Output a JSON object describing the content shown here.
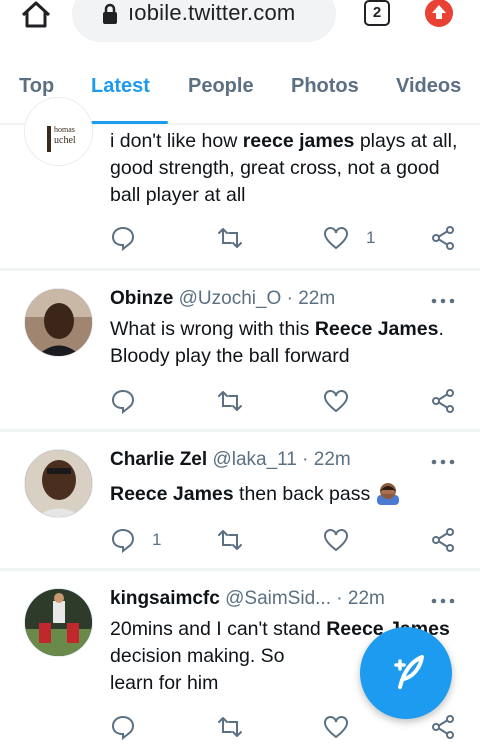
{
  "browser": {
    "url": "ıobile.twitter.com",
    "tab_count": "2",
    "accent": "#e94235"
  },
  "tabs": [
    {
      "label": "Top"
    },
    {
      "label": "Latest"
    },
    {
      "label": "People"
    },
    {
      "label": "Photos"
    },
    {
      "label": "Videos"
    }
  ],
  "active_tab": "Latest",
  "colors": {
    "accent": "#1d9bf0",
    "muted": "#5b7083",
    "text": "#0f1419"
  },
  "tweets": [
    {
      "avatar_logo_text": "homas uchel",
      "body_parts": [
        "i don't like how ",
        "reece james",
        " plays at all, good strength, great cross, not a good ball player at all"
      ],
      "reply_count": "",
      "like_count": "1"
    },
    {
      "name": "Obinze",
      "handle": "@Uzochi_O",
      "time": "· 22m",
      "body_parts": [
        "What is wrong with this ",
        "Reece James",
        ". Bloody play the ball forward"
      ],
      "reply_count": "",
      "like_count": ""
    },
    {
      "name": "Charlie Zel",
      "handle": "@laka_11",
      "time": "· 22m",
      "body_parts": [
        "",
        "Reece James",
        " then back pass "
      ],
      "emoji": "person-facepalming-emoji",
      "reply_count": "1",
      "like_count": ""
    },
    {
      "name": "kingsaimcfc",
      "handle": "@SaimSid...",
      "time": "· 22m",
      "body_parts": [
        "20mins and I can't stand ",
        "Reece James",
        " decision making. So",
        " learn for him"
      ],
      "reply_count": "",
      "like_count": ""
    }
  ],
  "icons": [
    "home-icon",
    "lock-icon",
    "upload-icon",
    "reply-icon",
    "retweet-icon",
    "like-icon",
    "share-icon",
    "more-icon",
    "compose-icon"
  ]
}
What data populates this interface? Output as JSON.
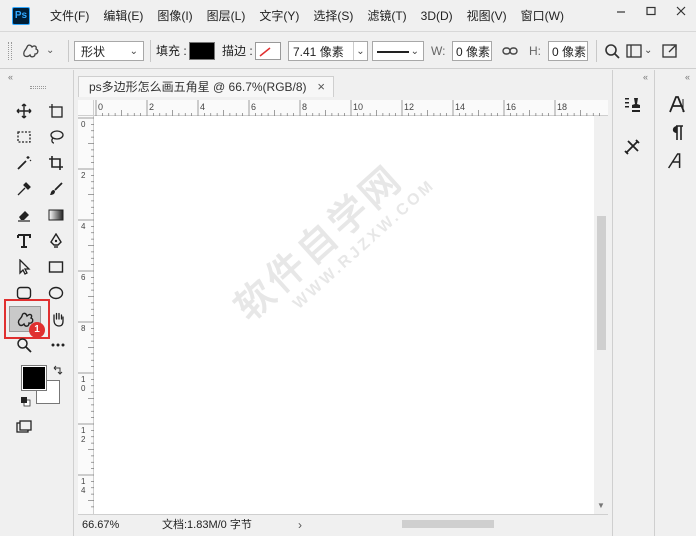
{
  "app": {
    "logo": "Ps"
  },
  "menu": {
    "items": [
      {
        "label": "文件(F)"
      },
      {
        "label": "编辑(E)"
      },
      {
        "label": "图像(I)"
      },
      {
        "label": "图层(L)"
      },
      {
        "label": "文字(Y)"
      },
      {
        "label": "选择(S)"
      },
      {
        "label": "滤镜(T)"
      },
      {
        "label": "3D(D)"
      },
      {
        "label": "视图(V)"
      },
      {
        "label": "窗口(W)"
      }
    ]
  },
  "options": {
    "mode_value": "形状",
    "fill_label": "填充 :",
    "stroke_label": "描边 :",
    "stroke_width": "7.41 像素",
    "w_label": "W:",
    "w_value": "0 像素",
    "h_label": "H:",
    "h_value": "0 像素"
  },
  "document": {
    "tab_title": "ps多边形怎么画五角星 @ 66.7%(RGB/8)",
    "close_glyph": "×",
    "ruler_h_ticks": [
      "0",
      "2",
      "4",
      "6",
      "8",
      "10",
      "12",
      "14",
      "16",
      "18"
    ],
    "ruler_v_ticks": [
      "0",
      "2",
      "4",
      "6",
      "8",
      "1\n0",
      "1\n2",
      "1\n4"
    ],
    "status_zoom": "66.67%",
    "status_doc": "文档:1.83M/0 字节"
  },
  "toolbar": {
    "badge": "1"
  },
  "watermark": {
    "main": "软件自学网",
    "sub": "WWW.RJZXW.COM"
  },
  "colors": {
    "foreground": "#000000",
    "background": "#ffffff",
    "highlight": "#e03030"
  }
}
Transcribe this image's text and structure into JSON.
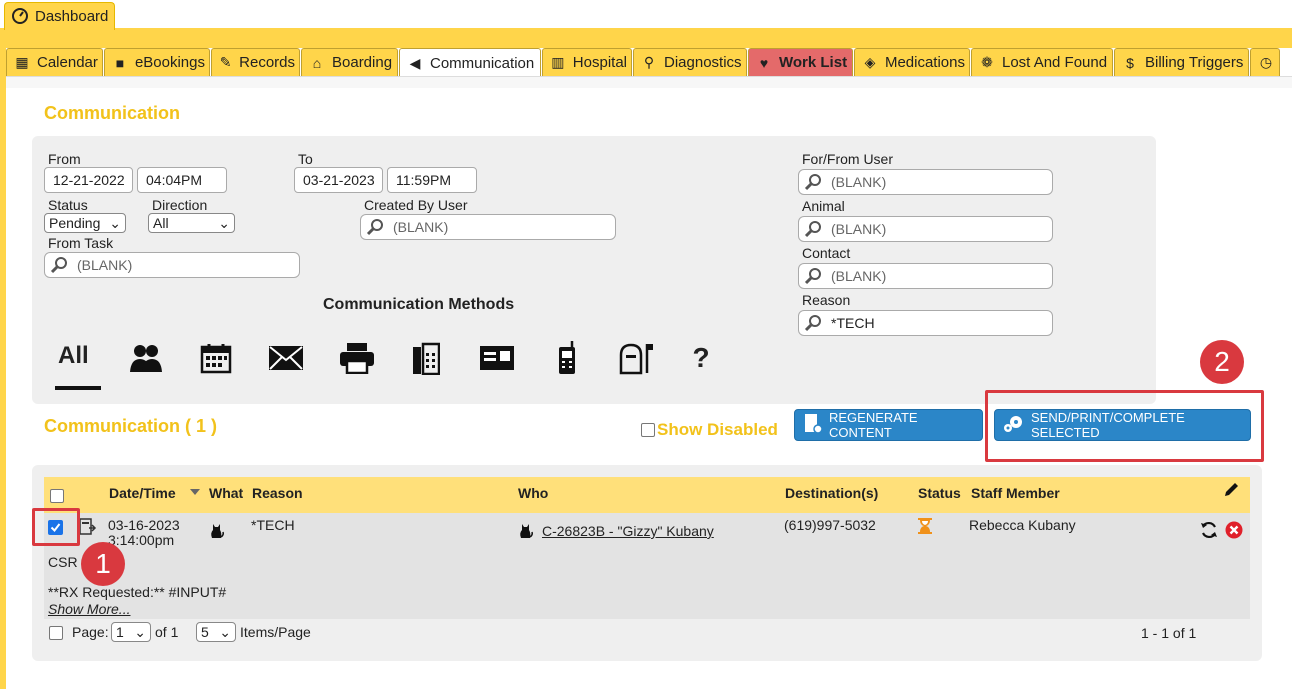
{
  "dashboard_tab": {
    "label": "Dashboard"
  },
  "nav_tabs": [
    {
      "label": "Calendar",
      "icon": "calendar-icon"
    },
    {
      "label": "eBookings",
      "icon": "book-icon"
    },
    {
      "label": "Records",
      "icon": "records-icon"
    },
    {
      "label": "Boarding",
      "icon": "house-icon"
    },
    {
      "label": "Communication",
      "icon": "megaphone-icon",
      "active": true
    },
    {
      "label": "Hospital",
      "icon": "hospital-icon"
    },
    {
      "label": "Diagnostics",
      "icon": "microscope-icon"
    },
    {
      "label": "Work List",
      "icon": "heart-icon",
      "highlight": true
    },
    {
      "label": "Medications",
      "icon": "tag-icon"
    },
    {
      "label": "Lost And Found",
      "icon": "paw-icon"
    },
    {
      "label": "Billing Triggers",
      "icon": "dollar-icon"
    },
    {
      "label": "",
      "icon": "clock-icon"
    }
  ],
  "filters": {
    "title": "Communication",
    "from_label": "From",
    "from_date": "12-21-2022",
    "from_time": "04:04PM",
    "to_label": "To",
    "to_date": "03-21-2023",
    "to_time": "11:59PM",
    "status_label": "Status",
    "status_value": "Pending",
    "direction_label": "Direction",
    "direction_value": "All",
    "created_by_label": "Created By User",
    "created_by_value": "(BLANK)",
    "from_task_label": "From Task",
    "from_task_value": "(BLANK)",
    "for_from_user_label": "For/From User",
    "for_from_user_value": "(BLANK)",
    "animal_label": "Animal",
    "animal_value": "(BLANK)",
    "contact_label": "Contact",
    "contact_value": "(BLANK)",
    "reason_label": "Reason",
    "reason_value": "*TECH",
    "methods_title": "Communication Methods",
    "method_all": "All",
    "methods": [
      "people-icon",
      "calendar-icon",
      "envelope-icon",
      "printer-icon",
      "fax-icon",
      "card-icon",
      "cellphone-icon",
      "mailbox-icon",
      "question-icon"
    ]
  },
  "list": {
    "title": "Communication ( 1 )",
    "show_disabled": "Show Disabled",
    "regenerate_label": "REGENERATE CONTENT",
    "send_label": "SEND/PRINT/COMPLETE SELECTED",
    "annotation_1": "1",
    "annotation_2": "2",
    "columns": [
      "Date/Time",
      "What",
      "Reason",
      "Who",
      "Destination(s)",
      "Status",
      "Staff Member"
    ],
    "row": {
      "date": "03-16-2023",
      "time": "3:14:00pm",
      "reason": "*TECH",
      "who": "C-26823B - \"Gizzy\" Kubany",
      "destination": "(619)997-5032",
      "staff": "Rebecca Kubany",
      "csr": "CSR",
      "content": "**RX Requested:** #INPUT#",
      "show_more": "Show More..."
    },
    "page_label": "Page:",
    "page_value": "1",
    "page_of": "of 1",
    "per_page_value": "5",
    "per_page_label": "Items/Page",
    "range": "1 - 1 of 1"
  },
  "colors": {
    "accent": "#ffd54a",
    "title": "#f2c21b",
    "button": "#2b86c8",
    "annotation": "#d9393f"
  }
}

============

## [BRIEF]
Reproduce the entries above without change, omitting all pictures.

## [SOLUTION FOR THIS TASK]
Output a JSON object describing the content shown here.
{
  "browser": {
    "url": "ıobile.twitter.com",
    "tab_count": "2",
    "accent": "#e94235"
  },
  "tabs": [
    {
      "label": "Top"
    },
    {
      "label": "Latest"
    },
    {
      "label": "People"
    },
    {
      "label": "Photos"
    },
    {
      "label": "Videos"
    }
  ],
  "active_tab": "Latest",
  "colors": {
    "accent": "#1d9bf0",
    "muted": "#5b7083",
    "text": "#0f1419"
  },
  "tweets": [
    {
      "avatar_logo_text": "homas uchel",
      "body_parts": [
        "i don't like how ",
        "reece james",
        " plays at all, good strength, great cross, not a good ball player at all"
      ],
      "reply_count": "",
      "like_count": "1"
    },
    {
      "name": "Obinze",
      "handle": "@Uzochi_O",
      "time": "· 22m",
      "body_parts": [
        "What is wrong with this ",
        "Reece James",
        ". Bloody play the ball forward"
      ],
      "reply_count": "",
      "like_count": ""
    },
    {
      "name": "Charlie Zel",
      "handle": "@laka_11",
      "time": "· 22m",
      "body_parts": [
        "",
        "Reece James",
        " then back pass "
      ],
      "emoji": "person-facepalming-emoji",
      "reply_count": "1",
      "like_count": ""
    },
    {
      "name": "kingsaimcfc",
      "handle": "@SaimSid...",
      "time": "· 22m",
      "body_parts": [
        "20mins and I can't stand ",
        "Reece James",
        " decision making. So",
        " learn for him"
      ],
      "reply_count": "",
      "like_count": ""
    }
  ],
  "icons": [
    "home-icon",
    "lock-icon",
    "upload-icon",
    "reply-icon",
    "retweet-icon",
    "like-icon",
    "share-icon",
    "more-icon",
    "compose-icon"
  ]
}
What data populates this interface? Output as JSON.
{
  "app": {
    "logo": "Ps"
  },
  "menu": {
    "items": [
      {
        "label": "文件(F)"
      },
      {
        "label": "编辑(E)"
      },
      {
        "label": "图像(I)"
      },
      {
        "label": "图层(L)"
      },
      {
        "label": "文字(Y)"
      },
      {
        "label": "选择(S)"
      },
      {
        "label": "滤镜(T)"
      },
      {
        "label": "3D(D)"
      },
      {
        "label": "视图(V)"
      },
      {
        "label": "窗口(W)"
      }
    ]
  },
  "options": {
    "mode_value": "形状",
    "fill_label": "填充 :",
    "stroke_label": "描边 :",
    "stroke_width": "7.41 像素",
    "w_label": "W:",
    "w_value": "0 像素",
    "h_label": "H:",
    "h_value": "0 像素"
  },
  "document": {
    "tab_title": "ps多边形怎么画五角星 @ 66.7%(RGB/8)",
    "close_glyph": "×",
    "ruler_h_ticks": [
      "0",
      "2",
      "4",
      "6",
      "8",
      "10",
      "12",
      "14",
      "16",
      "18"
    ],
    "ruler_v_ticks": [
      "0",
      "2",
      "4",
      "6",
      "8",
      "1\n0",
      "1\n2",
      "1\n4"
    ],
    "status_zoom": "66.67%",
    "status_doc": "文档:1.83M/0 字节"
  },
  "toolbar": {
    "badge": "1"
  },
  "watermark": {
    "main": "软件自学网",
    "sub": "WWW.RJZXW.COM"
  },
  "colors": {
    "foreground": "#000000",
    "background": "#ffffff",
    "highlight": "#e03030"
  }
}
Transcribe this image's text and structure into JSON.
{
  "dashboard_tab": {
    "label": "Dashboard"
  },
  "nav_tabs": [
    {
      "label": "Calendar",
      "icon": "calendar-icon"
    },
    {
      "label": "eBookings",
      "icon": "book-icon"
    },
    {
      "label": "Records",
      "icon": "records-icon"
    },
    {
      "label": "Boarding",
      "icon": "house-icon"
    },
    {
      "label": "Communication",
      "icon": "megaphone-icon",
      "active": true
    },
    {
      "label": "Hospital",
      "icon": "hospital-icon"
    },
    {
      "label": "Diagnostics",
      "icon": "microscope-icon"
    },
    {
      "label": "Work List",
      "icon": "heart-icon",
      "highlight": true
    },
    {
      "label": "Medications",
      "icon": "tag-icon"
    },
    {
      "label": "Lost And Found",
      "icon": "paw-icon"
    },
    {
      "label": "Billing Triggers",
      "icon": "dollar-icon"
    },
    {
      "label": "",
      "icon": "clock-icon"
    }
  ],
  "filters": {
    "title": "Communication",
    "from_label": "From",
    "from_date": "12-21-2022",
    "from_time": "04:04PM",
    "to_label": "To",
    "to_date": "03-21-2023",
    "to_time": "11:59PM",
    "status_label": "Status",
    "status_value": "Pending",
    "direction_label": "Direction",
    "direction_value": "All",
    "created_by_label": "Created By User",
    "created_by_value": "(BLANK)",
    "from_task_label": "From Task",
    "from_task_value": "(BLANK)",
    "for_from_user_label": "For/From User",
    "for_from_user_value": "(BLANK)",
    "animal_label": "Animal",
    "animal_value": "(BLANK)",
    "contact_label": "Contact",
    "contact_value": "(BLANK)",
    "reason_label": "Reason",
    "reason_value": "*TECH",
    "methods_title": "Communication Methods",
    "method_all": "All",
    "methods": [
      "people-icon",
      "calendar-icon",
      "envelope-icon",
      "printer-icon",
      "fax-icon",
      "card-icon",
      "cellphone-icon",
      "mailbox-icon",
      "question-icon"
    ]
  },
  "list": {
    "title": "Communication ( 1 )",
    "show_disabled": "Show Disabled",
    "regenerate_label": "REGENERATE CONTENT",
    "send_label": "SEND/PRINT/COMPLETE SELECTED",
    "annotation_1": "1",
    "annotation_2": "2",
    "columns": [
      "Date/Time",
      "What",
      "Reason",
      "Who",
      "Destination(s)",
      "Status",
      "Staff Member"
    ],
    "row": {
      "date": "03-16-2023",
      "time": "3:14:00pm",
      "reason": "*TECH",
      "who": "C-26823B - \"Gizzy\" Kubany",
      "destination": "(619)997-5032",
      "staff": "Rebecca Kubany",
      "csr": "CSR",
      "content": "**RX Requested:** #INPUT#",
      "show_more": "Show More..."
    },
    "page_label": "Page:",
    "page_value": "1",
    "page_of": "of 1",
    "per_page_value": "5",
    "per_page_label": "Items/Page",
    "range": "1 - 1 of 1"
  },
  "colors": {
    "accent": "#ffd54a",
    "title": "#f2c21b",
    "button": "#2b86c8",
    "annotation": "#d9393f"
  }
}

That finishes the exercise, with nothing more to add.